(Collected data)
•••••
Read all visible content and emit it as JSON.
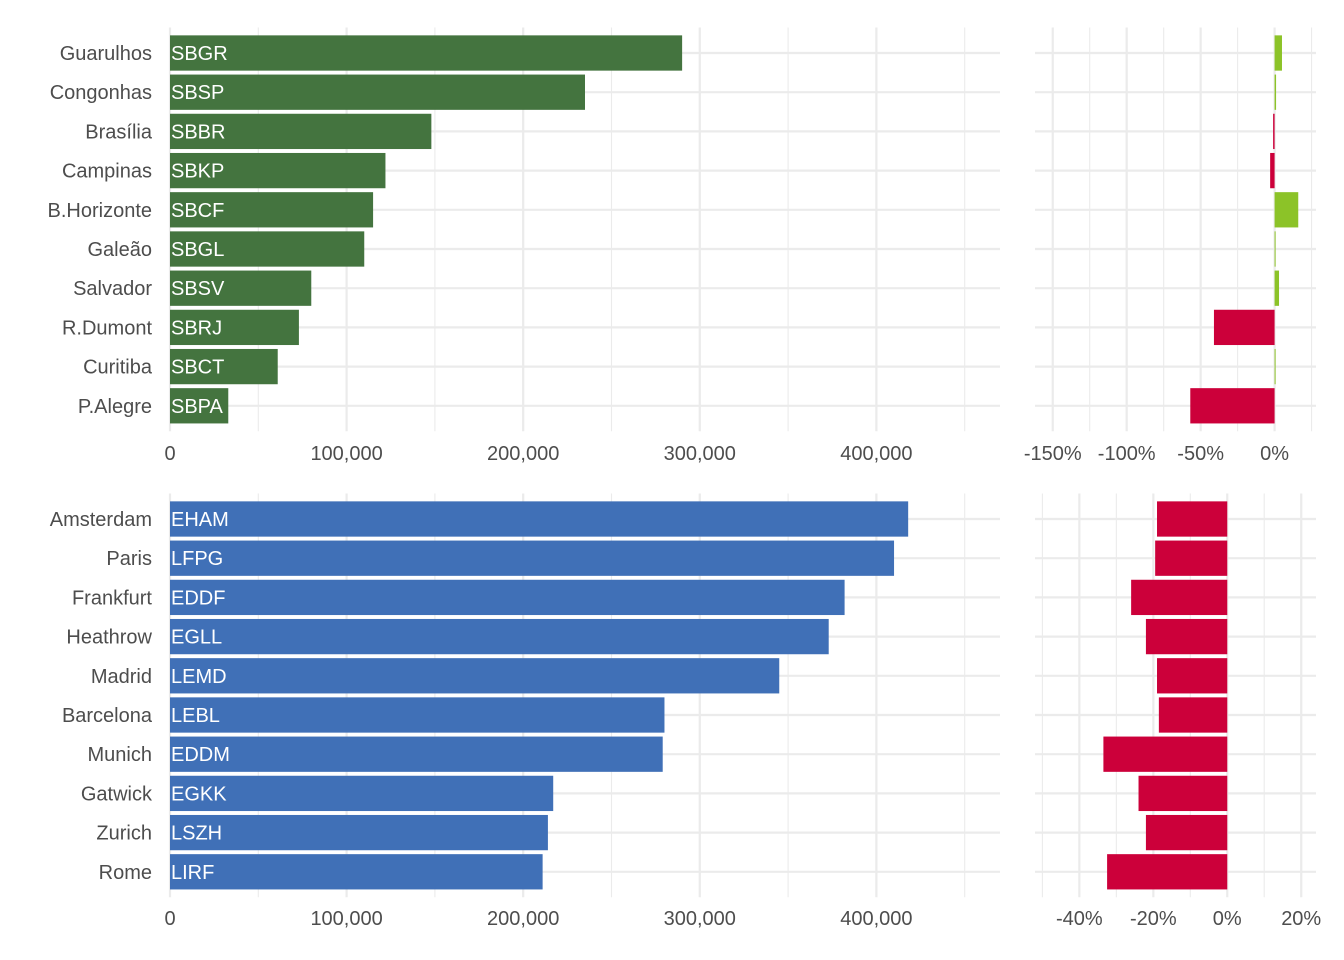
{
  "chart_data": [
    {
      "type": "bar",
      "orientation": "horizontal",
      "categories": [
        "Guarulhos",
        "Congonhas",
        "Brasília",
        "Campinas",
        "B.Horizonte",
        "Galeão",
        "Salvador",
        "R.Dumont",
        "Curitiba",
        "P.Alegre"
      ],
      "codes": [
        "SBGR",
        "SBSP",
        "SBBR",
        "SBKP",
        "SBCF",
        "SBGL",
        "SBSV",
        "SBRJ",
        "SBCT",
        "SBPA"
      ],
      "values": [
        290000,
        235000,
        148000,
        122000,
        115000,
        110000,
        80000,
        73000,
        61000,
        33000
      ],
      "xlim": [
        0,
        470000
      ],
      "xticks": [
        0,
        100000,
        200000,
        300000,
        400000
      ],
      "xtick_labels": [
        "0",
        "100,000",
        "200,000",
        "300,000",
        "400,000"
      ],
      "bar_color": "#44743f",
      "grid": true
    },
    {
      "type": "bar",
      "orientation": "horizontal",
      "categories": [
        "Guarulhos",
        "Congonhas",
        "Brasília",
        "Campinas",
        "B.Horizonte",
        "Galeão",
        "Salvador",
        "R.Dumont",
        "Curitiba",
        "P.Alegre"
      ],
      "values": [
        5,
        1,
        -1,
        -3,
        16,
        0,
        3,
        -41,
        0.5,
        -57
      ],
      "unit": "%",
      "xlim": [
        -162,
        28
      ],
      "xticks": [
        -150,
        -100,
        -50,
        0
      ],
      "xtick_labels": [
        "-150%",
        "-100%",
        "-50%",
        "0%"
      ],
      "positive_color": "#8cc328",
      "negative_color": "#cc003a",
      "grid": true
    },
    {
      "type": "bar",
      "orientation": "horizontal",
      "categories": [
        "Amsterdam",
        "Paris",
        "Frankfurt",
        "Heathrow",
        "Madrid",
        "Barcelona",
        "Munich",
        "Gatwick",
        "Zurich",
        "Rome"
      ],
      "codes": [
        "EHAM",
        "LFPG",
        "EDDF",
        "EGLL",
        "LEMD",
        "LEBL",
        "EDDM",
        "EGKK",
        "LSZH",
        "LIRF"
      ],
      "values": [
        418000,
        410000,
        382000,
        373000,
        345000,
        280000,
        279000,
        217000,
        214000,
        211000
      ],
      "xlim": [
        0,
        470000
      ],
      "xticks": [
        0,
        100000,
        200000,
        300000,
        400000
      ],
      "xtick_labels": [
        "0",
        "100,000",
        "200,000",
        "300,000",
        "400,000"
      ],
      "bar_color": "#4070b7",
      "grid": true
    },
    {
      "type": "bar",
      "orientation": "horizontal",
      "categories": [
        "Amsterdam",
        "Paris",
        "Frankfurt",
        "Heathrow",
        "Madrid",
        "Barcelona",
        "Munich",
        "Gatwick",
        "Zurich",
        "Rome"
      ],
      "values": [
        -19,
        -19.5,
        -26,
        -22,
        -19,
        -18.5,
        -33.5,
        -24,
        -22,
        -32.5
      ],
      "unit": "%",
      "xlim": [
        -52,
        24
      ],
      "xticks": [
        -40,
        -20,
        0,
        20
      ],
      "xtick_labels": [
        "-40%",
        "-20%",
        "0%",
        "20%"
      ],
      "positive_color": "#8cc328",
      "negative_color": "#cc003a",
      "grid": true
    }
  ]
}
•••••
*Stated exercise*
Drop the images and quote the entries word for word.

*Expected output*
Read all visible content and emit it as JSON.
{
  "chart_data": [
    {
      "type": "bar",
      "orientation": "horizontal",
      "categories": [
        "Guarulhos",
        "Congonhas",
        "Brasília",
        "Campinas",
        "B.Horizonte",
        "Galeão",
        "Salvador",
        "R.Dumont",
        "Curitiba",
        "P.Alegre"
      ],
      "codes": [
        "SBGR",
        "SBSP",
        "SBBR",
        "SBKP",
        "SBCF",
        "SBGL",
        "SBSV",
        "SBRJ",
        "SBCT",
        "SBPA"
      ],
      "values": [
        290000,
        235000,
        148000,
        122000,
        115000,
        110000,
        80000,
        73000,
        61000,
        33000
      ],
      "xlim": [
        0,
        470000
      ],
      "xticks": [
        0,
        100000,
        200000,
        300000,
        400000
      ],
      "xtick_labels": [
        "0",
        "100,000",
        "200,000",
        "300,000",
        "400,000"
      ],
      "bar_color": "#44743f",
      "grid": true
    },
    {
      "type": "bar",
      "orientation": "horizontal",
      "categories": [
        "Guarulhos",
        "Congonhas",
        "Brasília",
        "Campinas",
        "B.Horizonte",
        "Galeão",
        "Salvador",
        "R.Dumont",
        "Curitiba",
        "P.Alegre"
      ],
      "values": [
        5,
        1,
        -1,
        -3,
        16,
        0,
        3,
        -41,
        0.5,
        -57
      ],
      "unit": "%",
      "xlim": [
        -162,
        28
      ],
      "xticks": [
        -150,
        -100,
        -50,
        0
      ],
      "xtick_labels": [
        "-150%",
        "-100%",
        "-50%",
        "0%"
      ],
      "positive_color": "#8cc328",
      "negative_color": "#cc003a",
      "grid": true
    },
    {
      "type": "bar",
      "orientation": "horizontal",
      "categories": [
        "Amsterdam",
        "Paris",
        "Frankfurt",
        "Heathrow",
        "Madrid",
        "Barcelona",
        "Munich",
        "Gatwick",
        "Zurich",
        "Rome"
      ],
      "codes": [
        "EHAM",
        "LFPG",
        "EDDF",
        "EGLL",
        "LEMD",
        "LEBL",
        "EDDM",
        "EGKK",
        "LSZH",
        "LIRF"
      ],
      "values": [
        418000,
        410000,
        382000,
        373000,
        345000,
        280000,
        279000,
        217000,
        214000,
        211000
      ],
      "xlim": [
        0,
        470000
      ],
      "xticks": [
        0,
        100000,
        200000,
        300000,
        400000
      ],
      "xtick_labels": [
        "0",
        "100,000",
        "200,000",
        "300,000",
        "400,000"
      ],
      "bar_color": "#4070b7",
      "grid": true
    },
    {
      "type": "bar",
      "orientation": "horizontal",
      "categories": [
        "Amsterdam",
        "Paris",
        "Frankfurt",
        "Heathrow",
        "Madrid",
        "Barcelona",
        "Munich",
        "Gatwick",
        "Zurich",
        "Rome"
      ],
      "values": [
        -19,
        -19.5,
        -26,
        -22,
        -19,
        -18.5,
        -33.5,
        -24,
        -22,
        -32.5
      ],
      "unit": "%",
      "xlim": [
        -52,
        24
      ],
      "xticks": [
        -40,
        -20,
        0,
        20
      ],
      "xtick_labels": [
        "-40%",
        "-20%",
        "0%",
        "20%"
      ],
      "positive_color": "#8cc328",
      "negative_color": "#cc003a",
      "grid": true
    }
  ]
}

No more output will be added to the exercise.